- _SET TASK_
Copy out each line containing "color" from the entries below.
━━ INFORMATION SUPPLIED ━━
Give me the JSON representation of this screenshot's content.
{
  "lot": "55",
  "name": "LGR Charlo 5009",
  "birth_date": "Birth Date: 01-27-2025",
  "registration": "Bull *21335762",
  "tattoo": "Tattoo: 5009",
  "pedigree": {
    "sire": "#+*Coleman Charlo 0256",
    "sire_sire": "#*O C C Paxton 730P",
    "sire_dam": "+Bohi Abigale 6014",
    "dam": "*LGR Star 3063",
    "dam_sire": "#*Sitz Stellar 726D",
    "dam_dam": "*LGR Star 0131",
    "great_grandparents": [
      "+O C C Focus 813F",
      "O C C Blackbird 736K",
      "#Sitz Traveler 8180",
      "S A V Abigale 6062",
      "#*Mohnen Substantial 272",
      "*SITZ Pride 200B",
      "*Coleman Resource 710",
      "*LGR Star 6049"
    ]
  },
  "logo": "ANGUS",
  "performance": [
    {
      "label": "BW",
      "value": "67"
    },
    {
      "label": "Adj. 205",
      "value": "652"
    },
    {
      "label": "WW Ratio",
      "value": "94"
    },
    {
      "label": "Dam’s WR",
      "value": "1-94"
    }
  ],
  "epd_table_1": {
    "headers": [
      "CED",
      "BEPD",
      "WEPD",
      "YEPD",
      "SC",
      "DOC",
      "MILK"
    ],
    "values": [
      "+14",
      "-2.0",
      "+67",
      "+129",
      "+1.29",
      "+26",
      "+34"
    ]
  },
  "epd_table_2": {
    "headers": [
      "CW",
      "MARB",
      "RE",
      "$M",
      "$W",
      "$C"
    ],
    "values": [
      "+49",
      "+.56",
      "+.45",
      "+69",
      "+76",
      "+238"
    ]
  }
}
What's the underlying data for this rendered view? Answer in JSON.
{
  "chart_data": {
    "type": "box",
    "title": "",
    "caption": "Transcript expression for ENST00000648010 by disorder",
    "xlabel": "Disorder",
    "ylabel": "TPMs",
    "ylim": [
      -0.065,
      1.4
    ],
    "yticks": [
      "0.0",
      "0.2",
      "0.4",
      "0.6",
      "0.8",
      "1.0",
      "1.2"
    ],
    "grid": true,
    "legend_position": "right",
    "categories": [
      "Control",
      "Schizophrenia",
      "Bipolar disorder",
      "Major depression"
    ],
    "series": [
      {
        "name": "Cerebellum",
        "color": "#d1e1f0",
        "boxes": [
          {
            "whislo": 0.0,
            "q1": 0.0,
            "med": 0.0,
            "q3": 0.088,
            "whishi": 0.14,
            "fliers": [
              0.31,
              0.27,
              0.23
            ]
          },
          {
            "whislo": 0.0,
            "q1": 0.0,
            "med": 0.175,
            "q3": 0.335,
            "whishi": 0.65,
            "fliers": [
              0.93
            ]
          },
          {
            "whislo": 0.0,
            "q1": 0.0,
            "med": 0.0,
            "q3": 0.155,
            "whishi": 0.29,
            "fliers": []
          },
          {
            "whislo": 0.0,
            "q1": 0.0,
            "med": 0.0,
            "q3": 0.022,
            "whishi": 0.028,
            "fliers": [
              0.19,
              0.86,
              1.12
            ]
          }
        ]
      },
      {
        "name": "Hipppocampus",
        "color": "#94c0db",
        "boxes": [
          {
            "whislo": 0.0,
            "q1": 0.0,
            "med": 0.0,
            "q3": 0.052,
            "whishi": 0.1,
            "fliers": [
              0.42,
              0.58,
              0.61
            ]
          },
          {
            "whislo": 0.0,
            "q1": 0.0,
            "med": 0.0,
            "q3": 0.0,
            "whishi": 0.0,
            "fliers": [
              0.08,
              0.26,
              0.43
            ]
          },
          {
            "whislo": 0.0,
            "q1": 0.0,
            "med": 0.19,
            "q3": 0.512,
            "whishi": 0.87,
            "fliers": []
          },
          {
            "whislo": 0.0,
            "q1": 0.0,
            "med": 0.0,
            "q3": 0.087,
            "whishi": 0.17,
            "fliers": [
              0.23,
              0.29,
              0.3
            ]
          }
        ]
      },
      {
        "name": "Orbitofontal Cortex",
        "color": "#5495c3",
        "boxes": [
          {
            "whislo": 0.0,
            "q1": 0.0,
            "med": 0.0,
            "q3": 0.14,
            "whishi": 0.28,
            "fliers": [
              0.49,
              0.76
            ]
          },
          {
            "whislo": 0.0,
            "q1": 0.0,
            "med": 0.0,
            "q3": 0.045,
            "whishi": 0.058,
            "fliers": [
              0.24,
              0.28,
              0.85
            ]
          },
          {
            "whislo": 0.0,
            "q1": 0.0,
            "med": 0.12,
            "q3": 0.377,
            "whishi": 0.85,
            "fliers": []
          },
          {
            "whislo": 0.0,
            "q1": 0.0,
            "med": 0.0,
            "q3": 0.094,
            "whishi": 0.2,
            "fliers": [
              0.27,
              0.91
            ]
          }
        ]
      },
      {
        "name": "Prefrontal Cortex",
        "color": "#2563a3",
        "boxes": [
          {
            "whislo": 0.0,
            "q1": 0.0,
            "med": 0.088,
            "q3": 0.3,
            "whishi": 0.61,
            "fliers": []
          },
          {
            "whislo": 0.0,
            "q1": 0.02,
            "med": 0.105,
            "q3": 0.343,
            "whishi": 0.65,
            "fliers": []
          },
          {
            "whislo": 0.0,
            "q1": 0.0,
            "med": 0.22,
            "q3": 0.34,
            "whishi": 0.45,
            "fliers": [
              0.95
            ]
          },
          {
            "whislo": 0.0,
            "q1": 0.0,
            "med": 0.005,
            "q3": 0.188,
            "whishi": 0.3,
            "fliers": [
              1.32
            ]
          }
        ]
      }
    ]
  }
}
━━━
- _FULL RESPONSE_
        "color": "#d1e1f0",
        "color": "#94c0db",
        "color": "#5495c3",
        "color": "#2563a3",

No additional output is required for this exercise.